Extracted data entries
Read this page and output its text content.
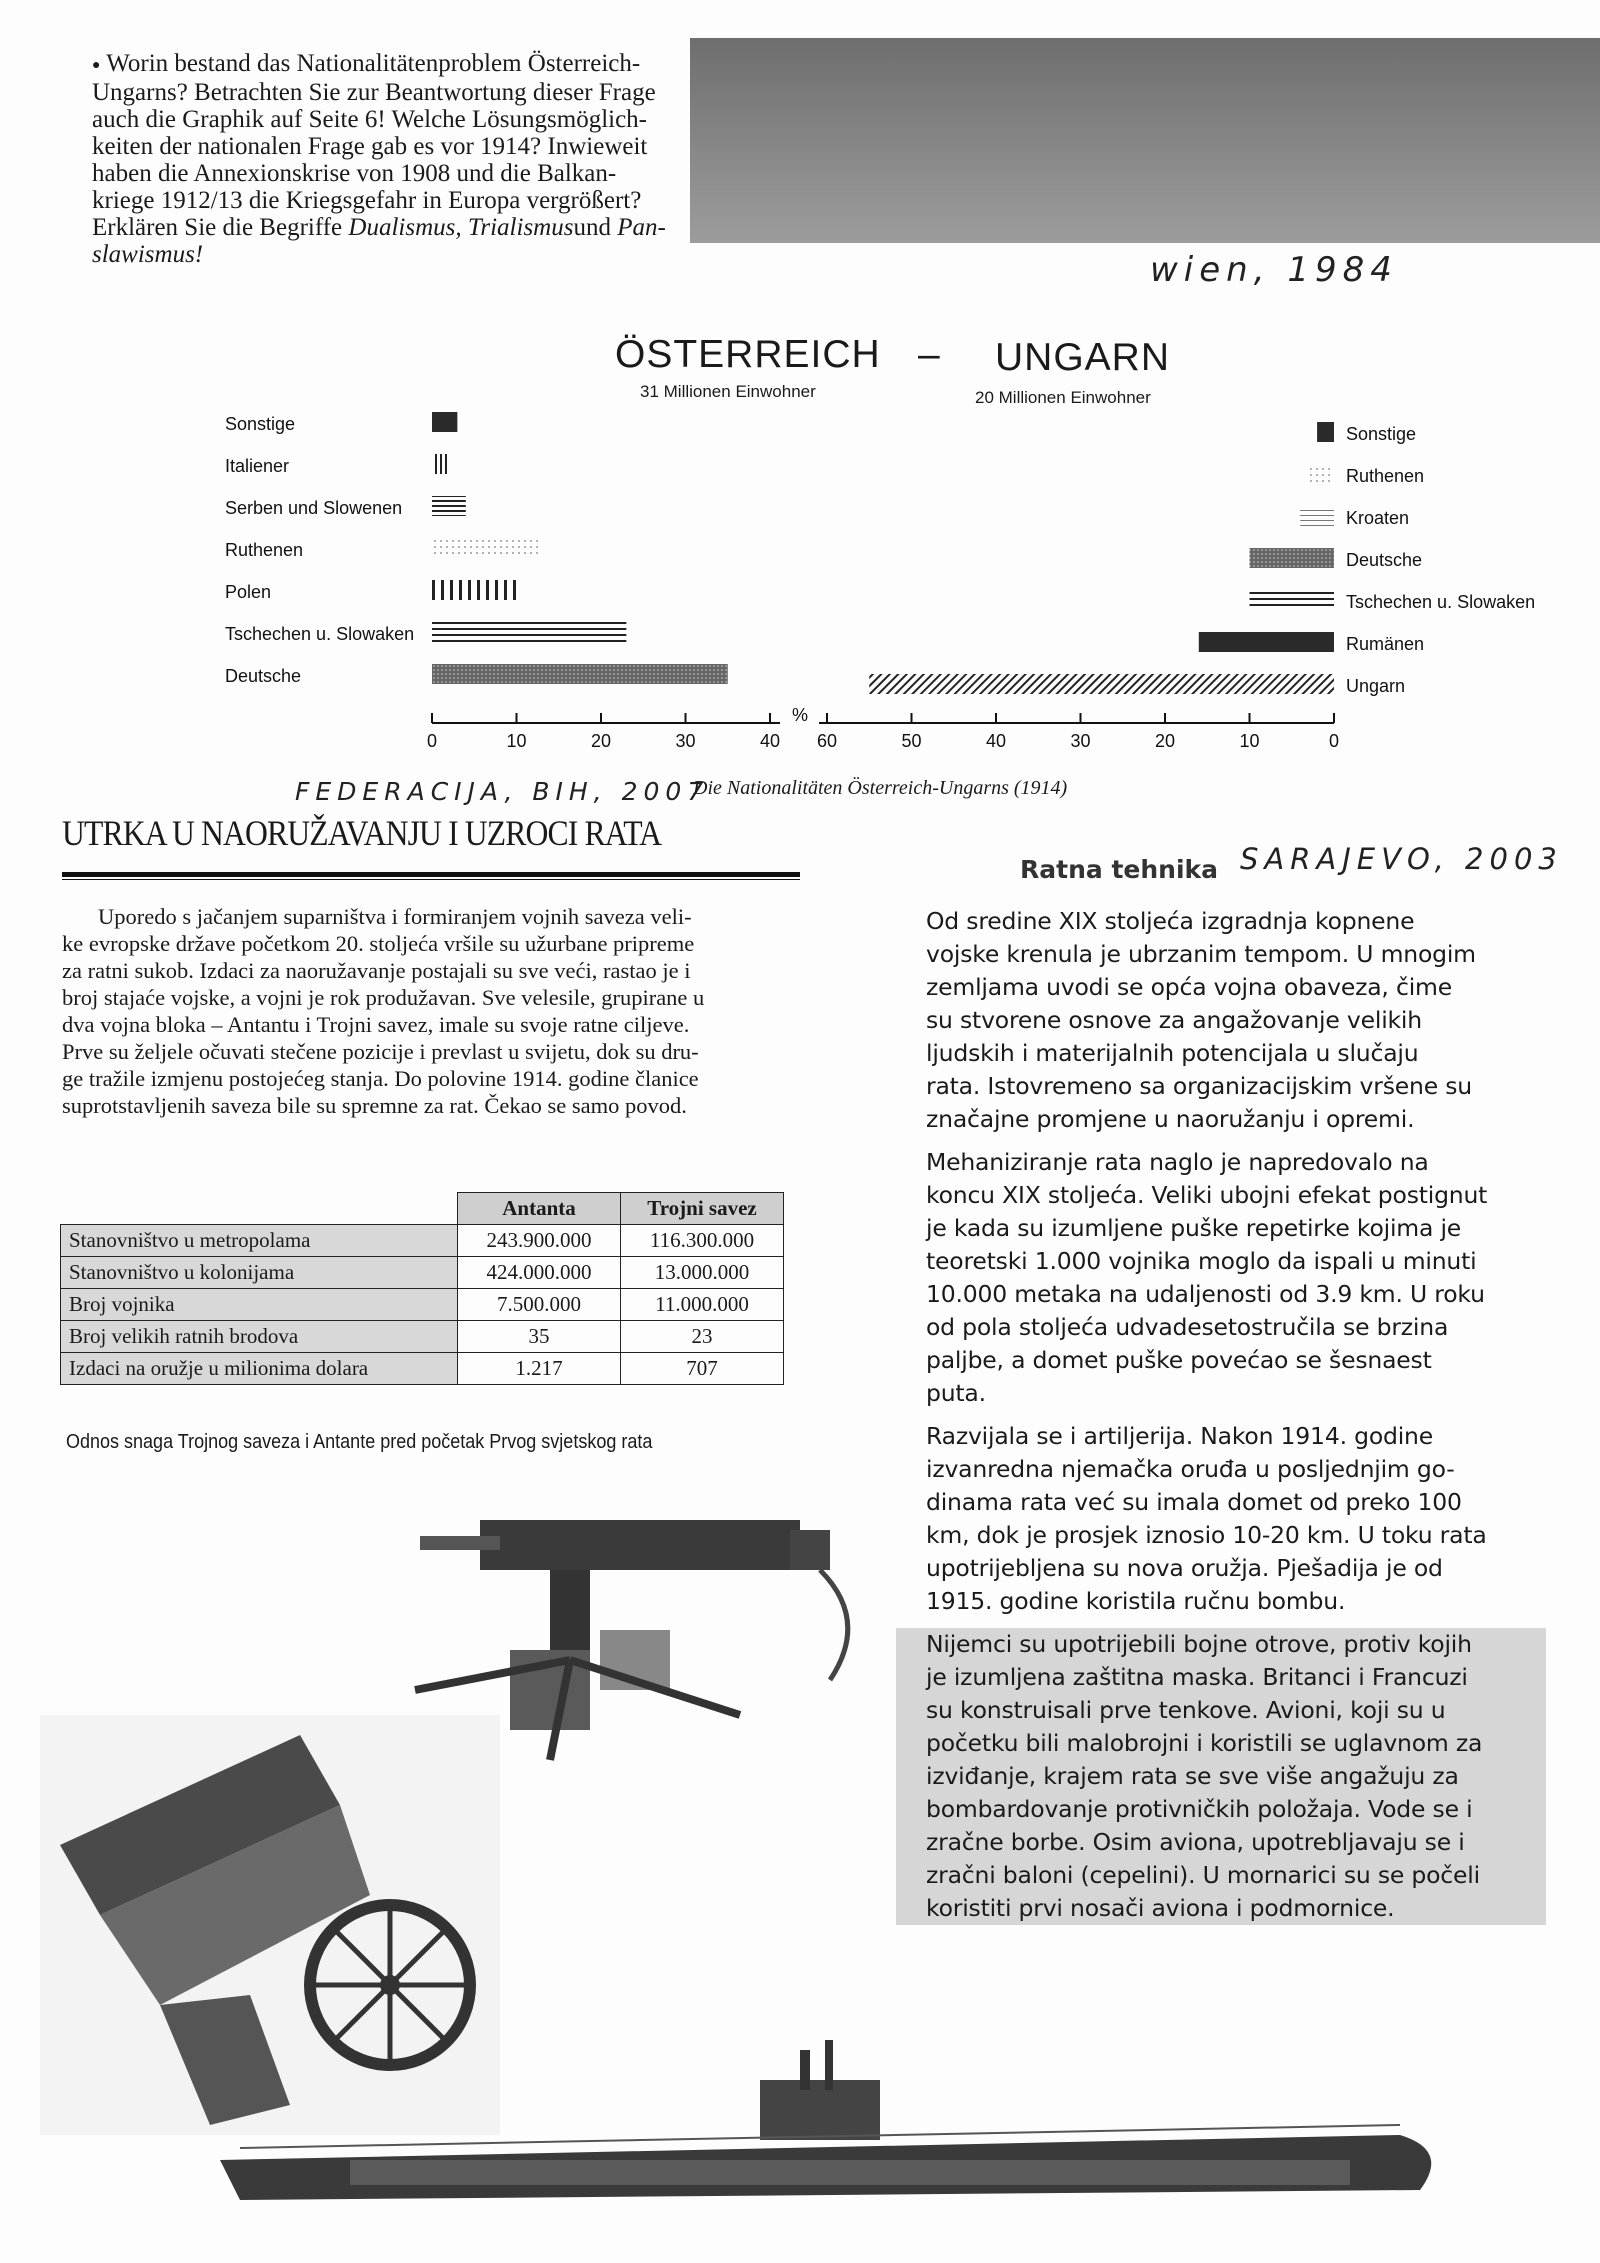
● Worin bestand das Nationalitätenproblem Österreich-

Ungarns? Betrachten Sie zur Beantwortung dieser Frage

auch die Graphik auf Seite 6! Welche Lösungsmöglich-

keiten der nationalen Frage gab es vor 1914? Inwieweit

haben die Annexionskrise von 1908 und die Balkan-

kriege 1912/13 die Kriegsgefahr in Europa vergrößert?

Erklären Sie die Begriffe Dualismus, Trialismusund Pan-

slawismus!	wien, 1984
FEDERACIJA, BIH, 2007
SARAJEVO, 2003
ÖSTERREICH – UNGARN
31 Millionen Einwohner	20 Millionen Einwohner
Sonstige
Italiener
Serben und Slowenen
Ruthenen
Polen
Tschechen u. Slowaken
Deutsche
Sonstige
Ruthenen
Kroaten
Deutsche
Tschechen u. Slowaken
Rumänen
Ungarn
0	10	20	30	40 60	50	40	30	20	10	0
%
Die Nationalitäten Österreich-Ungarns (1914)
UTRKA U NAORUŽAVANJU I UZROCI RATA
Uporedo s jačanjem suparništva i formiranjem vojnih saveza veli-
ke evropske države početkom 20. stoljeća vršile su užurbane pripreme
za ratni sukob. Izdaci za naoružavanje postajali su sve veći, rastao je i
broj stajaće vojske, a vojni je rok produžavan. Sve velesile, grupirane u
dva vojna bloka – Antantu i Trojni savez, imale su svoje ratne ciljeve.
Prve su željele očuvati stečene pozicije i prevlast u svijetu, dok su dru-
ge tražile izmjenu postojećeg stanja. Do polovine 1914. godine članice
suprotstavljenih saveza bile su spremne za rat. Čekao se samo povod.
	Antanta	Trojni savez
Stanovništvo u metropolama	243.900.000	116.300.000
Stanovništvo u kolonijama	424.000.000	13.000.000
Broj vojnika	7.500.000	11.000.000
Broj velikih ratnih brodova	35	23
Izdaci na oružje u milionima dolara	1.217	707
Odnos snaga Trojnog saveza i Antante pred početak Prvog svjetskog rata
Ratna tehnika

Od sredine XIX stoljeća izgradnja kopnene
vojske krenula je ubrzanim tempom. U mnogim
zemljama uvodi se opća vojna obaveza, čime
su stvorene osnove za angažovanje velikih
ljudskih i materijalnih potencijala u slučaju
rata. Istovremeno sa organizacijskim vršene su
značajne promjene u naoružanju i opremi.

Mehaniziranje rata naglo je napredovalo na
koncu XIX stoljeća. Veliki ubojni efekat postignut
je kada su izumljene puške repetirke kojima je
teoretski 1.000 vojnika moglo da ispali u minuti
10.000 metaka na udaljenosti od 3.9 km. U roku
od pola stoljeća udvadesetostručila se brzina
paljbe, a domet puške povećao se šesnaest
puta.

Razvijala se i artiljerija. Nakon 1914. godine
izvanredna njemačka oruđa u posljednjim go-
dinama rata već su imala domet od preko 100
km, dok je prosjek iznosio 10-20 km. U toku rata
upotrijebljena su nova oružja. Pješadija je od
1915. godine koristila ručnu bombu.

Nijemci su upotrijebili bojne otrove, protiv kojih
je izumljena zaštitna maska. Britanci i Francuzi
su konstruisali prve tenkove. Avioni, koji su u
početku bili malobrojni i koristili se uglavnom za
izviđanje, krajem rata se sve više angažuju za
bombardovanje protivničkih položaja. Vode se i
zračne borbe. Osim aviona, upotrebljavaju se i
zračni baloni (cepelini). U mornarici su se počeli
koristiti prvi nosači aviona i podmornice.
...
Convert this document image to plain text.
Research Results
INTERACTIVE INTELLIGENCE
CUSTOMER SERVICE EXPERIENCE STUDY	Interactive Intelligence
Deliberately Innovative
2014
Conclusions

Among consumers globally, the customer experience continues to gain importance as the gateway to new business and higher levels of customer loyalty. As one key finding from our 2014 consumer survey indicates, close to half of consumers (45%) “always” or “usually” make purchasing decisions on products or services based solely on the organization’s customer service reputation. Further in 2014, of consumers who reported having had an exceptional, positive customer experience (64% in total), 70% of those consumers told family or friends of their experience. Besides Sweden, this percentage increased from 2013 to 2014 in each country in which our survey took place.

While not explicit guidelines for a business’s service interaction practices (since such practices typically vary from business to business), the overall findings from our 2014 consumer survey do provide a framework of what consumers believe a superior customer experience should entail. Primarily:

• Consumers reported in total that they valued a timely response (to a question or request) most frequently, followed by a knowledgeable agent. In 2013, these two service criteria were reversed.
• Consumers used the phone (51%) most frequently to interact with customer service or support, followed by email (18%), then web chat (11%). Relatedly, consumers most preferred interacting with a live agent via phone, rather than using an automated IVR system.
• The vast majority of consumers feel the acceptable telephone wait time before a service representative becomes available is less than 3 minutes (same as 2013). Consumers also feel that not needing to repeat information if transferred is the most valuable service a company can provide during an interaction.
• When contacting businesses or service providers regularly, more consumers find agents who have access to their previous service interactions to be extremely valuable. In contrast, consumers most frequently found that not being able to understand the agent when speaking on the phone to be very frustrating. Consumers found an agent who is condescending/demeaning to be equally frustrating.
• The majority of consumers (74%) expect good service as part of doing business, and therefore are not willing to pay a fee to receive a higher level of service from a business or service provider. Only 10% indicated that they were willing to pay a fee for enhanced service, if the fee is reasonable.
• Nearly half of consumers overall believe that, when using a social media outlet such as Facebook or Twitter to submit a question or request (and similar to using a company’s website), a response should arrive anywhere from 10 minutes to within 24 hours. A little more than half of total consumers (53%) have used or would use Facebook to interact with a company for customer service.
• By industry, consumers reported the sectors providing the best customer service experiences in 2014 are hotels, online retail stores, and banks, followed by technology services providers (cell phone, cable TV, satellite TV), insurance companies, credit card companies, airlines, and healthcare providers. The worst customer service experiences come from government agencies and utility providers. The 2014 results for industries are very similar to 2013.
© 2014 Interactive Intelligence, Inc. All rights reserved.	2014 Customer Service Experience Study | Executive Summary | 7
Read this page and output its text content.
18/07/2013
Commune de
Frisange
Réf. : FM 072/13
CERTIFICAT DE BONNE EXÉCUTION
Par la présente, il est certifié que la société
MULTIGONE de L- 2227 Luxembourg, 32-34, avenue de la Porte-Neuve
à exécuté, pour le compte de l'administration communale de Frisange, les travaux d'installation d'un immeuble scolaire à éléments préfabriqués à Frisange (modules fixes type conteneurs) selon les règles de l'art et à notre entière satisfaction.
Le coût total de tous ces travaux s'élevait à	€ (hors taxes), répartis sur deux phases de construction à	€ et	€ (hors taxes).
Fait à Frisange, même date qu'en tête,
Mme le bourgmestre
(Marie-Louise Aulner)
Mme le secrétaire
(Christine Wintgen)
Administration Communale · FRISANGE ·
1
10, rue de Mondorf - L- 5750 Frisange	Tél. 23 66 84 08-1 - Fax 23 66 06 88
==
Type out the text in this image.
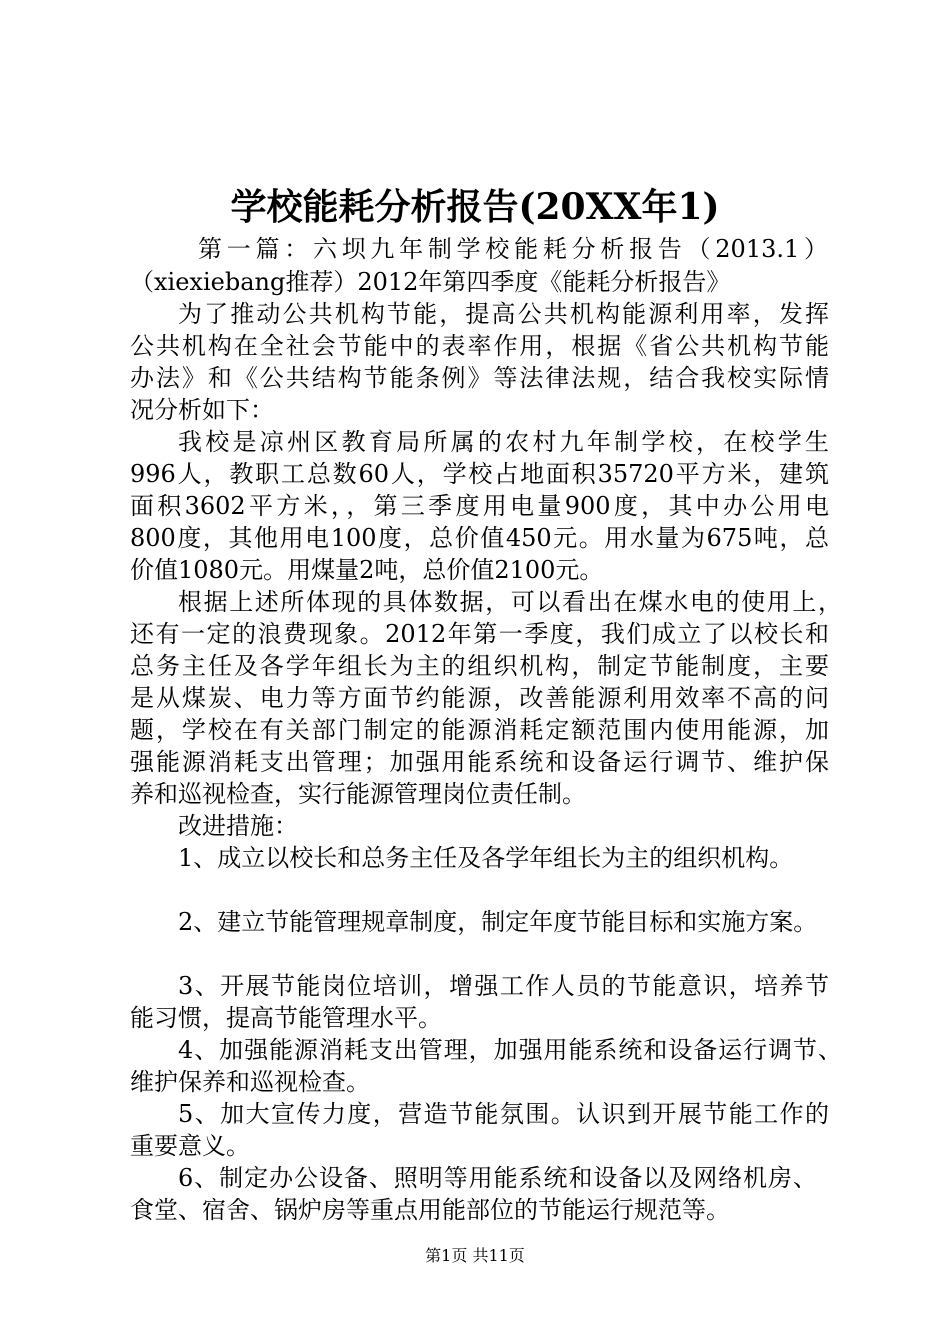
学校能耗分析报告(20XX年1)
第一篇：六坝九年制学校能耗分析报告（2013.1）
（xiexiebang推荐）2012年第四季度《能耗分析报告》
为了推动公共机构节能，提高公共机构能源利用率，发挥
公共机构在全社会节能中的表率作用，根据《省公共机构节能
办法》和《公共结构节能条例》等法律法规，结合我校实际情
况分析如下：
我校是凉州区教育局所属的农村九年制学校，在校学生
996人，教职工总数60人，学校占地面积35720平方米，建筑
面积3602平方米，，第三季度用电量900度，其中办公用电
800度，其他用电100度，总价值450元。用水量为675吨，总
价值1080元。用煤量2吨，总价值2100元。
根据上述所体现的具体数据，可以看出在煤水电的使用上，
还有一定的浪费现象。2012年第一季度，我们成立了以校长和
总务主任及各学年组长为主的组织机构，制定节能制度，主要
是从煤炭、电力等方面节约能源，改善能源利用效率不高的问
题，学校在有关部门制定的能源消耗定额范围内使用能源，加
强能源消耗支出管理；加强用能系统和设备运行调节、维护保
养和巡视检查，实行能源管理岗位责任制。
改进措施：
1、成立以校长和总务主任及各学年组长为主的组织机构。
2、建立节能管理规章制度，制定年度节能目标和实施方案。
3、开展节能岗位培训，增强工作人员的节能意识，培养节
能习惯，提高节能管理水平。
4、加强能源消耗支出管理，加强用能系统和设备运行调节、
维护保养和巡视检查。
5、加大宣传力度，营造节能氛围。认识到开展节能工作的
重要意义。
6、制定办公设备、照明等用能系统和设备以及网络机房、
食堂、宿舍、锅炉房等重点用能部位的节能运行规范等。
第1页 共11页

◆ Given exercise:
Point out every line holding the string "similar" and copy it.

◆ In response:
• Nearly half of consumers overall believe that, when using a social media outlet such as Facebook or Twitter to submit a question or request (and similar to using a company’s website), a response should arrive anywhere from 10 minutes to within 24 hours. A little more than half of total consumers (53%) have used or would use Facebook to interact with a company for customer service.
• By industry, consumers reported the sectors providing the best customer service experiences in 2014 are hotels, online retail stores, and banks, followed by technology services providers (cell phone, cable TV, satellite TV), insurance companies, credit card companies, airlines, and healthcare providers. The worst customer service experiences come from government agencies and utility providers. The 2014 results for industries are very similar to 2013.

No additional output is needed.